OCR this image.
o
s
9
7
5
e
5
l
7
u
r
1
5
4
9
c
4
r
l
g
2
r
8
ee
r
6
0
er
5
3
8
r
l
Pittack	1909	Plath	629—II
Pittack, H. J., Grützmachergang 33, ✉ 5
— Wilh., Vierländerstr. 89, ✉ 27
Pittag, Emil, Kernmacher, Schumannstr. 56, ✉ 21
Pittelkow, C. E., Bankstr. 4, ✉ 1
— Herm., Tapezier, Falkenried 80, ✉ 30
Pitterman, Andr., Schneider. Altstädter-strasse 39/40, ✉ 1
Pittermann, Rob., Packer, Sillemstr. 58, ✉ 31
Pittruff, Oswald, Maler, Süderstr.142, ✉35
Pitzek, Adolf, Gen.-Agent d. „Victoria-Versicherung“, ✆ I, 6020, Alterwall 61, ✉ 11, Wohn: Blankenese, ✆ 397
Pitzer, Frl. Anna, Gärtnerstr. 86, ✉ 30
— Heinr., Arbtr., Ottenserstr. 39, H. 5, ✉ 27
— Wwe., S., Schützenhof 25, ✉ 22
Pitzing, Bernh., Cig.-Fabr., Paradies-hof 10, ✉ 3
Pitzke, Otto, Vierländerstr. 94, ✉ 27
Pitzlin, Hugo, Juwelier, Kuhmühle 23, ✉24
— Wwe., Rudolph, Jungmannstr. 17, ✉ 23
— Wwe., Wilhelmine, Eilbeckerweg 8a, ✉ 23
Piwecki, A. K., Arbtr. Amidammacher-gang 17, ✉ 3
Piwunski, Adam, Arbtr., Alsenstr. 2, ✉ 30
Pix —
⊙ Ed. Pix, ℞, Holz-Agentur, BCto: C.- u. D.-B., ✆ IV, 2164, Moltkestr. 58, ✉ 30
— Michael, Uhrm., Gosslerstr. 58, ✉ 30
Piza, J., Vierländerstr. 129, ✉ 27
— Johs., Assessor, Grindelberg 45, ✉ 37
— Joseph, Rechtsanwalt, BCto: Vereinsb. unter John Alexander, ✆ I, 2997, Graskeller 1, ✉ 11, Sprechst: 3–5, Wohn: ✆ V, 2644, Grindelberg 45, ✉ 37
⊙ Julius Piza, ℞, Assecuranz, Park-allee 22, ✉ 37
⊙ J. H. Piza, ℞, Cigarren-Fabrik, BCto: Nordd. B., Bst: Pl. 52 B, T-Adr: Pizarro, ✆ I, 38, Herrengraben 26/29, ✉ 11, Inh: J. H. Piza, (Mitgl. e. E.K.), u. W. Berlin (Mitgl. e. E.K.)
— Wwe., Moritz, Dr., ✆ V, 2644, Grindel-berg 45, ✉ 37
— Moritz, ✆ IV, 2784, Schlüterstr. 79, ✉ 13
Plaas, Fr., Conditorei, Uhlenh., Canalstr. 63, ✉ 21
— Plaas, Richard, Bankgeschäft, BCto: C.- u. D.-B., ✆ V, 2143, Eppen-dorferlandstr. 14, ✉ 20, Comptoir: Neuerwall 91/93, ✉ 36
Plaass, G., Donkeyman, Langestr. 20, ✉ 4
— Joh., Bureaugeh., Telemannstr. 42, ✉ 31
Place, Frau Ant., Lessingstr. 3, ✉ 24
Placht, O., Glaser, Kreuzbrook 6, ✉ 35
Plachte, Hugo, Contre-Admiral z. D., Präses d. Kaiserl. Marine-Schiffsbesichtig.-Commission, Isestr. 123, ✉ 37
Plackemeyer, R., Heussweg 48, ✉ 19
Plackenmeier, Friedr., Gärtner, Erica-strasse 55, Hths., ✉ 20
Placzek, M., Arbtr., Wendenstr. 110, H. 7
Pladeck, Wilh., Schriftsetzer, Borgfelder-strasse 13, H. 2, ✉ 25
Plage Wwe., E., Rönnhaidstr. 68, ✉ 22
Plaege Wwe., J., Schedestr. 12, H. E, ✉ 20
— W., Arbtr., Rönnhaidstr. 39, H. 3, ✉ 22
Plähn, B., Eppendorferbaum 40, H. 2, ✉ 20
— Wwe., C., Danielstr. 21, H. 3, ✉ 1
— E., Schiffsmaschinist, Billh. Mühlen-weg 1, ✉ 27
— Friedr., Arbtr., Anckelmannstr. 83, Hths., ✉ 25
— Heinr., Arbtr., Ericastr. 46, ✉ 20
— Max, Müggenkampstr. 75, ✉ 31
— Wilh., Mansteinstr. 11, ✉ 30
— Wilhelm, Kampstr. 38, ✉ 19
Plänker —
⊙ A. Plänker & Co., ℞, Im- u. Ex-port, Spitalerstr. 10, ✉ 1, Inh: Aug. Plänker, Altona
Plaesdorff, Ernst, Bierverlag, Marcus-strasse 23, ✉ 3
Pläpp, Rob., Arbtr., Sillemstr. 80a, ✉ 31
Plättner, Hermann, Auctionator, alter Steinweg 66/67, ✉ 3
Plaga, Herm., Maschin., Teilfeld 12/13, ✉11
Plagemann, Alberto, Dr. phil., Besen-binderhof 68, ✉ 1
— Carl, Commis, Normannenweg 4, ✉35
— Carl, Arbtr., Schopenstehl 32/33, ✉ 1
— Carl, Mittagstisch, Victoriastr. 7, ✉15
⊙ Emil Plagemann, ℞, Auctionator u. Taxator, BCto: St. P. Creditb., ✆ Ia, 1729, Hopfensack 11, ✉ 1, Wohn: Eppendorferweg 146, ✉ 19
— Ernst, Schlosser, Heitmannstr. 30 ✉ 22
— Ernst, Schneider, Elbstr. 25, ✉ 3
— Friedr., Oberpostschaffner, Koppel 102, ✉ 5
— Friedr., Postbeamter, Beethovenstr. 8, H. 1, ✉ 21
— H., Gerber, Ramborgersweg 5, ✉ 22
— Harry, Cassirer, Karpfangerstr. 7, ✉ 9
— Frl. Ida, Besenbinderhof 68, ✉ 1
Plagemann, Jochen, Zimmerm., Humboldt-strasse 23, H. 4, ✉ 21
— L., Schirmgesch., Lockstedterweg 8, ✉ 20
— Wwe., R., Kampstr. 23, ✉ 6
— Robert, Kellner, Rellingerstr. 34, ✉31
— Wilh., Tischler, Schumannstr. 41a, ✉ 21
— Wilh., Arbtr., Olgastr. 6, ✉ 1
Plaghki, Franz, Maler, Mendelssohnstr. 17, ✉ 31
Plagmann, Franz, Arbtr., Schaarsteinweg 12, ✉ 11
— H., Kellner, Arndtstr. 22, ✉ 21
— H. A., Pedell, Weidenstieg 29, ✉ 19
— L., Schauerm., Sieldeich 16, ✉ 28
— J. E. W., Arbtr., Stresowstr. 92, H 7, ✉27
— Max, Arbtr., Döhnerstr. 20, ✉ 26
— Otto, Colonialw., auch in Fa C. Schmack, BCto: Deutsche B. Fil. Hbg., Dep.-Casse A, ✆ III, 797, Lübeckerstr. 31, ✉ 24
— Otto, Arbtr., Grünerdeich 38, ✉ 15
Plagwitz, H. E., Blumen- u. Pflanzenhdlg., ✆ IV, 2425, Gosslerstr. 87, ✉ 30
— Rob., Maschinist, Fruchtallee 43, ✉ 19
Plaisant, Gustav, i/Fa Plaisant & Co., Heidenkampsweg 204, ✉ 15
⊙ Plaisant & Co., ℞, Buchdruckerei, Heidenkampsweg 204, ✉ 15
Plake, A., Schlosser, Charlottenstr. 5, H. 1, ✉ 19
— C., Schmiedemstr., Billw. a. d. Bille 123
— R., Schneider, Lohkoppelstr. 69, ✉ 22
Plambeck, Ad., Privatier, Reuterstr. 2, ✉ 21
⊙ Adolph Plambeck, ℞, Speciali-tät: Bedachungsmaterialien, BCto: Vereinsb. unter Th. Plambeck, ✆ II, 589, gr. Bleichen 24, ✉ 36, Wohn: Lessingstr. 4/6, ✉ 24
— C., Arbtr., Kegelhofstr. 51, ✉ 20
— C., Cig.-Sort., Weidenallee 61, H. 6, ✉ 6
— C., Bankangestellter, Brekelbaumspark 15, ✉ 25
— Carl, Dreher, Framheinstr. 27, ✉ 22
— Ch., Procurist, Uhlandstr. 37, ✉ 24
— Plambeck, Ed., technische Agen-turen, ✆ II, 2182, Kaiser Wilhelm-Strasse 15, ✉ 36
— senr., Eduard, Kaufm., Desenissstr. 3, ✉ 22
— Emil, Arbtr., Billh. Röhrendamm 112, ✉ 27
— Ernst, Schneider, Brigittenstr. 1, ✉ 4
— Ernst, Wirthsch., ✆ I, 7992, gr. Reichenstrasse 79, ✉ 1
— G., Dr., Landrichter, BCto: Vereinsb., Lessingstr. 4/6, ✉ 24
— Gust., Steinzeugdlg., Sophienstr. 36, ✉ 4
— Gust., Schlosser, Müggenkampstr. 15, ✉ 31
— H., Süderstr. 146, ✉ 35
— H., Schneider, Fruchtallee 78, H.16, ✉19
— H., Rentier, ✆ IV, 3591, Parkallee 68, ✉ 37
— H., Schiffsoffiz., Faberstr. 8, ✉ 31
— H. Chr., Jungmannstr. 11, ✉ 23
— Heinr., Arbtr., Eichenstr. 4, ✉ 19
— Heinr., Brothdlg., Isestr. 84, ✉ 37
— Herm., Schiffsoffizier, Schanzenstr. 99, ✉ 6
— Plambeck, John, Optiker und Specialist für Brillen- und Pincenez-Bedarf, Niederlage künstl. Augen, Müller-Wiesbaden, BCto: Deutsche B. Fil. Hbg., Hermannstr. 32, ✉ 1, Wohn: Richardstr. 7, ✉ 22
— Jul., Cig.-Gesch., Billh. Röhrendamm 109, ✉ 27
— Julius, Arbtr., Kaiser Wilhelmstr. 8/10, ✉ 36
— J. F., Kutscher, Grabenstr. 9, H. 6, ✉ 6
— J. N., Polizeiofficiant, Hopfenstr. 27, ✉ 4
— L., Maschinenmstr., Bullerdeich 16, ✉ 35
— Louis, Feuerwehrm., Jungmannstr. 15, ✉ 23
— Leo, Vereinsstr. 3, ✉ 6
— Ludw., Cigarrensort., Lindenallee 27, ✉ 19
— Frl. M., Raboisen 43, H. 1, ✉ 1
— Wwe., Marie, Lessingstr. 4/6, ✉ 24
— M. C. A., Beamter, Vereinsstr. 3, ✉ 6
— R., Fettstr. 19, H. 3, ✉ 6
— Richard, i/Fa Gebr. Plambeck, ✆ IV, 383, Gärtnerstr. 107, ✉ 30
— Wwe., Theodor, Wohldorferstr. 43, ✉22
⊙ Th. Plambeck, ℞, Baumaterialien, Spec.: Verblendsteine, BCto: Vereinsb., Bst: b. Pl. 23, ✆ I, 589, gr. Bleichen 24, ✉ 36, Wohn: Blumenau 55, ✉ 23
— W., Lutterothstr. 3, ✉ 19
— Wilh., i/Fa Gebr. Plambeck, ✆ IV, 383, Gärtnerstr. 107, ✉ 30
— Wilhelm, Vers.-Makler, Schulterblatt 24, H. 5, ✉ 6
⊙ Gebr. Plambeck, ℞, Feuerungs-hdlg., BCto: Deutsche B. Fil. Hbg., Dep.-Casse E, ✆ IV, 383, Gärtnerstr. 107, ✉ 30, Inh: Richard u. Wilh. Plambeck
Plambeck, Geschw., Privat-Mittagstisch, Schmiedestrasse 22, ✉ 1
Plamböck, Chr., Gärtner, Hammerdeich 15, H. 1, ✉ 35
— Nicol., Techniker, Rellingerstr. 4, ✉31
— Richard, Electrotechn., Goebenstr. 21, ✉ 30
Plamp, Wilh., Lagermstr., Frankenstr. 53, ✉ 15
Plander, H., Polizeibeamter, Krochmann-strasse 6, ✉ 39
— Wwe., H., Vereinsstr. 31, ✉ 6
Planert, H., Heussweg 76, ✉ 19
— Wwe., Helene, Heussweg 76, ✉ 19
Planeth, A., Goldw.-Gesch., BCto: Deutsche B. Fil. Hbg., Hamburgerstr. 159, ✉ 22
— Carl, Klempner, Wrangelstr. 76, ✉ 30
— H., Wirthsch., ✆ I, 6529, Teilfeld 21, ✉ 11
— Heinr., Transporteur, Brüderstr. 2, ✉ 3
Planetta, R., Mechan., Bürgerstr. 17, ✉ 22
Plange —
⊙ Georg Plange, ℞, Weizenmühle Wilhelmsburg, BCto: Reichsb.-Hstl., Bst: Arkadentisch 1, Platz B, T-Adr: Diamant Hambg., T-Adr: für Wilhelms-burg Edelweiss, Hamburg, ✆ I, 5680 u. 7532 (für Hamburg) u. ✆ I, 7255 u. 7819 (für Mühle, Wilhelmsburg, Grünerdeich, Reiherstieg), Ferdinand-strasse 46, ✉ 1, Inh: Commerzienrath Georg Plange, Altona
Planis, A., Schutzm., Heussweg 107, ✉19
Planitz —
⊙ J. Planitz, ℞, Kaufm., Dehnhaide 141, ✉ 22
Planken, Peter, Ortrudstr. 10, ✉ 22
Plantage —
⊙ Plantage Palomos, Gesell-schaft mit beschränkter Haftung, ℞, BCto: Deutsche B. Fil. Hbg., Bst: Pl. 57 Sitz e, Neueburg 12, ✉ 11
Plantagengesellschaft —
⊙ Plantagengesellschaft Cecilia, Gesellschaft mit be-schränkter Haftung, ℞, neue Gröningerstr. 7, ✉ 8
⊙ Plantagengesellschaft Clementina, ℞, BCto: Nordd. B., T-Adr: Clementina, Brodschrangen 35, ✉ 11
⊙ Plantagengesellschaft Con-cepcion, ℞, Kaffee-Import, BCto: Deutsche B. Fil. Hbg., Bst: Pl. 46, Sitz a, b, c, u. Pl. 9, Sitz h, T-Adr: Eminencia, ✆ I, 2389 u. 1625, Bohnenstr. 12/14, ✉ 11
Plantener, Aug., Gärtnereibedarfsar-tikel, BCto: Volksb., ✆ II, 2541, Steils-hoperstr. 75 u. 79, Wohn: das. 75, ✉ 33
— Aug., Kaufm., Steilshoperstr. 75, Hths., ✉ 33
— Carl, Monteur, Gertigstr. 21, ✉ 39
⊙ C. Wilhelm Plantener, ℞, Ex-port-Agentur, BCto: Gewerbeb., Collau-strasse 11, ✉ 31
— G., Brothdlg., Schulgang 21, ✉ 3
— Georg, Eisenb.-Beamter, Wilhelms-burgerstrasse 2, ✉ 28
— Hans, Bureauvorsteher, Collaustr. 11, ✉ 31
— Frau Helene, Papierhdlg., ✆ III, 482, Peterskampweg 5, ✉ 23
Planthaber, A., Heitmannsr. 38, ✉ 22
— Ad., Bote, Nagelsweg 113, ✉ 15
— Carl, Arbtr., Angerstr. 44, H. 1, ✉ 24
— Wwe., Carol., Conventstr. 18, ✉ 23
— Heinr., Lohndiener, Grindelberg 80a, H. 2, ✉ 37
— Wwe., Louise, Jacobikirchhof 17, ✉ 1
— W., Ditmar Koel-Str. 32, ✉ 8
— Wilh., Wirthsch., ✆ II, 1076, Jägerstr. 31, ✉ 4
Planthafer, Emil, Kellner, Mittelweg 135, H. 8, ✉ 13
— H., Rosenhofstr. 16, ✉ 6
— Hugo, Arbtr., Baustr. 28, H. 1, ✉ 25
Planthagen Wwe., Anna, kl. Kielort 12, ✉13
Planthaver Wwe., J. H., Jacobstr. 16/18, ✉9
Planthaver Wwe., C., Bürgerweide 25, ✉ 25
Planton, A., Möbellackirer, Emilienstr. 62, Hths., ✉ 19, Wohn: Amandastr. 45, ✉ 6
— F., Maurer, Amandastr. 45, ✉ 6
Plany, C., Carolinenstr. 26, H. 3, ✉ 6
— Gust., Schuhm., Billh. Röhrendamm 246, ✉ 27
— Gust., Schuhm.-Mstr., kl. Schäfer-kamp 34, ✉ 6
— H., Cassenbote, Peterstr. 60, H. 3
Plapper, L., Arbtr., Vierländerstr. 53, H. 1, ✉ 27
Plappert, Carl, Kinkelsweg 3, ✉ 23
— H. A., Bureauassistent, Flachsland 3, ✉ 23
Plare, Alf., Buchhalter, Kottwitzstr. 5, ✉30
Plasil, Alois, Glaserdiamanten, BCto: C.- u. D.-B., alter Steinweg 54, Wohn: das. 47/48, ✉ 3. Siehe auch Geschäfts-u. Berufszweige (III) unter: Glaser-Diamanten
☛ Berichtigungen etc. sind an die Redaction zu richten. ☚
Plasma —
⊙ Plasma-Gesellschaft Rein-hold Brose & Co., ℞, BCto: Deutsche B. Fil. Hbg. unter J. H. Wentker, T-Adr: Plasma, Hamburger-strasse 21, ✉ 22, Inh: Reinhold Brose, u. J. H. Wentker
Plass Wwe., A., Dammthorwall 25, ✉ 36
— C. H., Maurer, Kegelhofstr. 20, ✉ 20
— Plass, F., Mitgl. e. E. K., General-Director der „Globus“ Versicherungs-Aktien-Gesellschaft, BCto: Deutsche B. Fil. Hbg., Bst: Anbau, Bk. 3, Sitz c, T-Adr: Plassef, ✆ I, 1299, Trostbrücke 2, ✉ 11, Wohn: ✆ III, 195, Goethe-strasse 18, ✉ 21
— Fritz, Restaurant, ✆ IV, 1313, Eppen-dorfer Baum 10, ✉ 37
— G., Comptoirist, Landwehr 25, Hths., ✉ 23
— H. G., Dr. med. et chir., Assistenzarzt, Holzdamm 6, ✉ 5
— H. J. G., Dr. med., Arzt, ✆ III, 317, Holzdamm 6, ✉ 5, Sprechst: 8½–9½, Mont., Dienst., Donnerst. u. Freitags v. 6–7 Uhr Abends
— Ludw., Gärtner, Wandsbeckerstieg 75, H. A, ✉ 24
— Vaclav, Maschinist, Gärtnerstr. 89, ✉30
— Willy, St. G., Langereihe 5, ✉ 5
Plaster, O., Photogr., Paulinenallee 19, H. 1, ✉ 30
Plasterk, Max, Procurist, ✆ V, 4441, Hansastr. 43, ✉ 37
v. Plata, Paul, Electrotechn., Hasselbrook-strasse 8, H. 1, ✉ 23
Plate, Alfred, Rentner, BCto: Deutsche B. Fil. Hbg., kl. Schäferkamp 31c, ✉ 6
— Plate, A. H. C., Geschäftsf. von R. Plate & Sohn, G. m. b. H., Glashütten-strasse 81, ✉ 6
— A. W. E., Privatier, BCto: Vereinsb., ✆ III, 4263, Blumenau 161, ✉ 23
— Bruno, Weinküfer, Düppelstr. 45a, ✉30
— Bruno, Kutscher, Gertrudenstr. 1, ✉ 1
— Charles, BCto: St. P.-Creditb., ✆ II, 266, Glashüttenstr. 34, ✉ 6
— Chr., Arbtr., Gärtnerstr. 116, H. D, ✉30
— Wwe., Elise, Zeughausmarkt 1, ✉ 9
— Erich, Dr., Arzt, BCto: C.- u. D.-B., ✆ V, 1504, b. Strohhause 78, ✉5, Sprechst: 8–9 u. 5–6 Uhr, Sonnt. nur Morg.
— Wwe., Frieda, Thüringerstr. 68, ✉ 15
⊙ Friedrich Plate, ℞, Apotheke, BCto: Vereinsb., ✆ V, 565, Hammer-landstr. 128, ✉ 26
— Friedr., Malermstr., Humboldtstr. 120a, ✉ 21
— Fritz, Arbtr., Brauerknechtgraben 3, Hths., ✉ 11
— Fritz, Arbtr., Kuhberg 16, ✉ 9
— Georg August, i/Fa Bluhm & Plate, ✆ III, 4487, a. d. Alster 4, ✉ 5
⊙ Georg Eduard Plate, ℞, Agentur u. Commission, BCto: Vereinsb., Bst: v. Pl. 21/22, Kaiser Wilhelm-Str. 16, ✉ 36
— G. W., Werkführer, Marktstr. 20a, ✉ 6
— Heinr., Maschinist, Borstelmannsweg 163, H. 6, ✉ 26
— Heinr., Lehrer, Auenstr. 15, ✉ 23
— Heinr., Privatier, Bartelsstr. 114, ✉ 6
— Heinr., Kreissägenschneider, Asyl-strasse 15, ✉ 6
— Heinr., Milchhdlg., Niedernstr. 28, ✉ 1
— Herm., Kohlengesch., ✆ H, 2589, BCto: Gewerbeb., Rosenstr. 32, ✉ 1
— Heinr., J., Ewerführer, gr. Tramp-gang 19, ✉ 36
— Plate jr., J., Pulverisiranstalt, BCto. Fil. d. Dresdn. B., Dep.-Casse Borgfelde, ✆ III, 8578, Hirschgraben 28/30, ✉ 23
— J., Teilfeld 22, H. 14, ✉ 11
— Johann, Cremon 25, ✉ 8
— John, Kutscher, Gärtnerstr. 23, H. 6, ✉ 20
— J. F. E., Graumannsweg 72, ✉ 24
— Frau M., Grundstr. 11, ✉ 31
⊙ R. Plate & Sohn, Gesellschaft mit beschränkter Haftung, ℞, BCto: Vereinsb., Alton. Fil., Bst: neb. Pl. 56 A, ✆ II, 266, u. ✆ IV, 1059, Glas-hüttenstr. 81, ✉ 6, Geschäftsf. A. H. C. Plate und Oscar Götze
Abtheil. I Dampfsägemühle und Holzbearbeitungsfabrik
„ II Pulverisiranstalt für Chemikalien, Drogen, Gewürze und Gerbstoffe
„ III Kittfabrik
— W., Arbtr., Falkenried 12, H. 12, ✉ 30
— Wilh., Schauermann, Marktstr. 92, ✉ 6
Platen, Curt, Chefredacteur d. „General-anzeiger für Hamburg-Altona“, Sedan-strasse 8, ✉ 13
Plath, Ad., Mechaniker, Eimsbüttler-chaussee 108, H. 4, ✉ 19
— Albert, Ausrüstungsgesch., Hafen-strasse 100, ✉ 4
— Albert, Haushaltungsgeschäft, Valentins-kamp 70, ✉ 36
- - - -
> _EXERCISE DETAILS_
Report all lines of the data that include the word "Julius".

> _EXERCISE RESPONSE_
⊙ Julius Piza, ℞, Assecuranz, Park-allee 22, ✉ 37
— Julius, Arbtr., Kaiser Wilhelmstr. 8/10, ✉ 36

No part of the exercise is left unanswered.